◆ Aim of the task
Reproduce every one of the entries below word for word.
++++++++
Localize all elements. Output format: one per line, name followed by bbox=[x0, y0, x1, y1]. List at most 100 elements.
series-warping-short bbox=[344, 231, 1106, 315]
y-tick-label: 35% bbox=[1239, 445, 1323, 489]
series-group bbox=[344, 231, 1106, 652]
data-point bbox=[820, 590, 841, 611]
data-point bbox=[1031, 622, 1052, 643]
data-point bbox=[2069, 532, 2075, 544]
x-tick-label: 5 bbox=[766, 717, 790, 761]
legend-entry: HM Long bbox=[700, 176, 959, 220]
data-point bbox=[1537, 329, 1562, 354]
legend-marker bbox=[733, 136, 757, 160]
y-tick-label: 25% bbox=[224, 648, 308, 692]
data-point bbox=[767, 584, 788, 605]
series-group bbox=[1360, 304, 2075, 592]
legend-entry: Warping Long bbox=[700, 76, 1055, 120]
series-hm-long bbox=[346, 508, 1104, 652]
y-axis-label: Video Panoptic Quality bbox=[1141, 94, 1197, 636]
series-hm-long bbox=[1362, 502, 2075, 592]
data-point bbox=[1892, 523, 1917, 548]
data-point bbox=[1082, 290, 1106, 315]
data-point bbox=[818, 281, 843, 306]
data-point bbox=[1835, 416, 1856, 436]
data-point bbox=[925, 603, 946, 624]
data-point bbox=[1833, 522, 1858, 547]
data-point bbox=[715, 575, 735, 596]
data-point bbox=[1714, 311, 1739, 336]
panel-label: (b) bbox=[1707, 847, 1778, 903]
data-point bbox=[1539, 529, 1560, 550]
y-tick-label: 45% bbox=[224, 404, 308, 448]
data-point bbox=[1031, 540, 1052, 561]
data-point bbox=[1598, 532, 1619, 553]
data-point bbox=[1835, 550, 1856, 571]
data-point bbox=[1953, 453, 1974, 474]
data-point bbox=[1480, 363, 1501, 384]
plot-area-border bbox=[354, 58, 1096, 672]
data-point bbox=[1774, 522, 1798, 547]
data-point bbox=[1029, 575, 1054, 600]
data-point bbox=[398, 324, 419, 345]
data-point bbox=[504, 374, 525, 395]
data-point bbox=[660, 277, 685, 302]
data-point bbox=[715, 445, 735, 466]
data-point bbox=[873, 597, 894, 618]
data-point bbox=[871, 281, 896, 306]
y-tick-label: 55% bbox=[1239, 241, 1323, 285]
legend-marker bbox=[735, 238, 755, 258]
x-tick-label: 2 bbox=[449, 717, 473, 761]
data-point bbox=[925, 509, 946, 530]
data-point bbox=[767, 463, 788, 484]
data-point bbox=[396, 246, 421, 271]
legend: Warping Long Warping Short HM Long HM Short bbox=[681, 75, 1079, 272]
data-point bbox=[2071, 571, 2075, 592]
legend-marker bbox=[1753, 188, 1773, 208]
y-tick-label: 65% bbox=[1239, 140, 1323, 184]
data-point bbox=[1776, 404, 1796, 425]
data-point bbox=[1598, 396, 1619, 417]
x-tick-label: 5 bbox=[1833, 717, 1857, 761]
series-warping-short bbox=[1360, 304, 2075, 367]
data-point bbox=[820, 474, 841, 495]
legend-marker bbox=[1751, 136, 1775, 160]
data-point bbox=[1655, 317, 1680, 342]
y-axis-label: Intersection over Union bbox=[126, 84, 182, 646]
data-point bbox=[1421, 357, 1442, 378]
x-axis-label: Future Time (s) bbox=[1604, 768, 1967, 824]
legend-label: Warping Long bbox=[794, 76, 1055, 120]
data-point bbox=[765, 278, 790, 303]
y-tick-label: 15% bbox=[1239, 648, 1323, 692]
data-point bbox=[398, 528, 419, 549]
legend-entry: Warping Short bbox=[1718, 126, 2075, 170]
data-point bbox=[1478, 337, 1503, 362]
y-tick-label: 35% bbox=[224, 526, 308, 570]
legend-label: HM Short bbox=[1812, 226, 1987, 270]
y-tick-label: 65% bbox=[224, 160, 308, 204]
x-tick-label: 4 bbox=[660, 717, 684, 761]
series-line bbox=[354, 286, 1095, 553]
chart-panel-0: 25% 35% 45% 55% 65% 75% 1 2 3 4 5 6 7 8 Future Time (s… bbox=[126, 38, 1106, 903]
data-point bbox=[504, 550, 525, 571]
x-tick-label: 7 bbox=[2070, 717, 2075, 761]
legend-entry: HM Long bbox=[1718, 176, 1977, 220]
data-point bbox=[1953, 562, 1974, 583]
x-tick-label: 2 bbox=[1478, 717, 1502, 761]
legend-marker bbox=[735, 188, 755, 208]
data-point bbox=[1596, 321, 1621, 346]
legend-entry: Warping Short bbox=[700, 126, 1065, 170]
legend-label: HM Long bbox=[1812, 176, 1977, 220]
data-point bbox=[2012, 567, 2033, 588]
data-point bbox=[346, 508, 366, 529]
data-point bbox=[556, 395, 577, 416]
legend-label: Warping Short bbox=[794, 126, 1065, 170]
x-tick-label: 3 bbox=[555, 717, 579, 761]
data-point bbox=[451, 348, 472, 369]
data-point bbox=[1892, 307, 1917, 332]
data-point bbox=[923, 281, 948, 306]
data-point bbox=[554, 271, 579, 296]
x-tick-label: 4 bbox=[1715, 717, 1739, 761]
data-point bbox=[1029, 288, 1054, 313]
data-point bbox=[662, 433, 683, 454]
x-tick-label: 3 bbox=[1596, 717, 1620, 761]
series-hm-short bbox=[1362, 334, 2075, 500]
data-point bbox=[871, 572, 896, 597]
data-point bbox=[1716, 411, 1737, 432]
++++++++
◆ Response below
Localize all elements. Output format: one per line, name followed by bbox=[x0, y0, x1, y1]. List at most 100 elements.
series-warping-short bbox=[344, 231, 1106, 315]
y-tick-label: 35% bbox=[1239, 445, 1323, 489]
series-group bbox=[344, 231, 1106, 652]
data-point bbox=[820, 590, 841, 611]
data-point bbox=[1031, 622, 1052, 643]
data-point bbox=[2069, 532, 2075, 544]
x-tick-label: 5 bbox=[766, 717, 790, 761]
legend-entry: HM Long bbox=[700, 176, 959, 220]
data-point bbox=[1537, 329, 1562, 354]
legend-marker bbox=[733, 136, 757, 160]
y-tick-label: 25% bbox=[224, 648, 308, 692]
data-point bbox=[767, 584, 788, 605]
series-group bbox=[1360, 304, 2075, 592]
legend-entry: Warping Long bbox=[700, 76, 1055, 120]
series-hm-long bbox=[346, 508, 1104, 652]
y-axis-label: Video Panoptic Quality bbox=[1141, 94, 1197, 636]
series-hm-long bbox=[1362, 502, 2075, 592]
data-point bbox=[1892, 523, 1917, 548]
data-point bbox=[1082, 290, 1106, 315]
data-point bbox=[818, 281, 843, 306]
data-point bbox=[1835, 416, 1856, 436]
data-point bbox=[925, 603, 946, 624]
data-point bbox=[1833, 522, 1858, 547]
data-point bbox=[715, 575, 735, 596]
data-point bbox=[1714, 311, 1739, 336]
panel-label: (b) bbox=[1707, 847, 1778, 903]
data-point bbox=[1539, 529, 1560, 550]
y-tick-label: 45% bbox=[224, 404, 308, 448]
data-point bbox=[1031, 540, 1052, 561]
data-point bbox=[1598, 532, 1619, 553]
data-point bbox=[1835, 550, 1856, 571]
data-point bbox=[1953, 453, 1974, 474]
data-point bbox=[1480, 363, 1501, 384]
plot-area-border bbox=[354, 58, 1096, 672]
data-point bbox=[1774, 522, 1798, 547]
data-point bbox=[1029, 575, 1054, 600]
data-point bbox=[398, 324, 419, 345]
data-point bbox=[504, 374, 525, 395]
data-point bbox=[660, 277, 685, 302]
data-point bbox=[715, 445, 735, 466]
data-point bbox=[873, 597, 894, 618]
data-point bbox=[871, 281, 896, 306]
y-tick-label: 55% bbox=[1239, 241, 1323, 285]
legend-marker bbox=[735, 238, 755, 258]
x-tick-label: 2 bbox=[449, 717, 473, 761]
data-point bbox=[925, 509, 946, 530]
data-point bbox=[767, 463, 788, 484]
data-point bbox=[396, 246, 421, 271]
legend: Warping Long Warping Short HM Long HM Short bbox=[681, 75, 1079, 272]
data-point bbox=[2071, 571, 2075, 592]
legend-marker bbox=[1753, 188, 1773, 208]
y-tick-label: 65% bbox=[1239, 140, 1323, 184]
data-point bbox=[1776, 404, 1796, 425]
data-point bbox=[1598, 396, 1619, 417]
x-tick-label: 5 bbox=[1833, 717, 1857, 761]
series-warping-short bbox=[1360, 304, 2075, 367]
data-point bbox=[820, 474, 841, 495]
legend-marker bbox=[1751, 136, 1775, 160]
data-point bbox=[1655, 317, 1680, 342]
y-axis-label: Intersection over Union bbox=[126, 84, 182, 646]
data-point bbox=[1421, 357, 1442, 378]
x-axis-label: Future Time (s) bbox=[1604, 768, 1967, 824]
legend-label: Warping Long bbox=[794, 76, 1055, 120]
data-point bbox=[765, 278, 790, 303]
y-tick-label: 15% bbox=[1239, 648, 1323, 692]
data-point bbox=[398, 528, 419, 549]
legend-entry: Warping Short bbox=[1718, 126, 2075, 170]
data-point bbox=[1478, 337, 1503, 362]
y-tick-label: 35% bbox=[224, 526, 308, 570]
legend-label: HM Short bbox=[1812, 226, 1987, 270]
y-tick-label: 65% bbox=[224, 160, 308, 204]
x-tick-label: 4 bbox=[660, 717, 684, 761]
series-line bbox=[354, 286, 1095, 553]
chart-panel-0: 25% 35% 45% 55% 65% 75% 1 2 3 4 5 6 7 8 Future Time (s… bbox=[126, 38, 1106, 903]
data-point bbox=[504, 550, 525, 571]
x-tick-label: 7 bbox=[2070, 717, 2075, 761]
legend-entry: HM Long bbox=[1718, 176, 1977, 220]
data-point bbox=[1953, 562, 1974, 583]
x-tick-label: 2 bbox=[1478, 717, 1502, 761]
legend-marker bbox=[735, 188, 755, 208]
data-point bbox=[1596, 321, 1621, 346]
legend-entry: Warping Short bbox=[700, 126, 1065, 170]
legend-label: HM Long bbox=[1812, 176, 1977, 220]
data-point bbox=[2012, 567, 2033, 588]
data-point bbox=[346, 508, 366, 529]
data-point bbox=[556, 395, 577, 416]
legend-label: Warping Short bbox=[794, 126, 1065, 170]
x-tick-label: 3 bbox=[555, 717, 579, 761]
data-point bbox=[451, 348, 472, 369]
data-point bbox=[1892, 307, 1917, 332]
data-point bbox=[923, 281, 948, 306]
data-point bbox=[554, 271, 579, 296]
x-tick-label: 4 bbox=[1715, 717, 1739, 761]
data-point bbox=[1029, 288, 1054, 313]
data-point bbox=[662, 433, 683, 454]
x-tick-label: 3 bbox=[1596, 717, 1620, 761]
series-hm-short bbox=[1362, 334, 2075, 500]
data-point bbox=[871, 572, 896, 597]
data-point bbox=[1716, 411, 1737, 432]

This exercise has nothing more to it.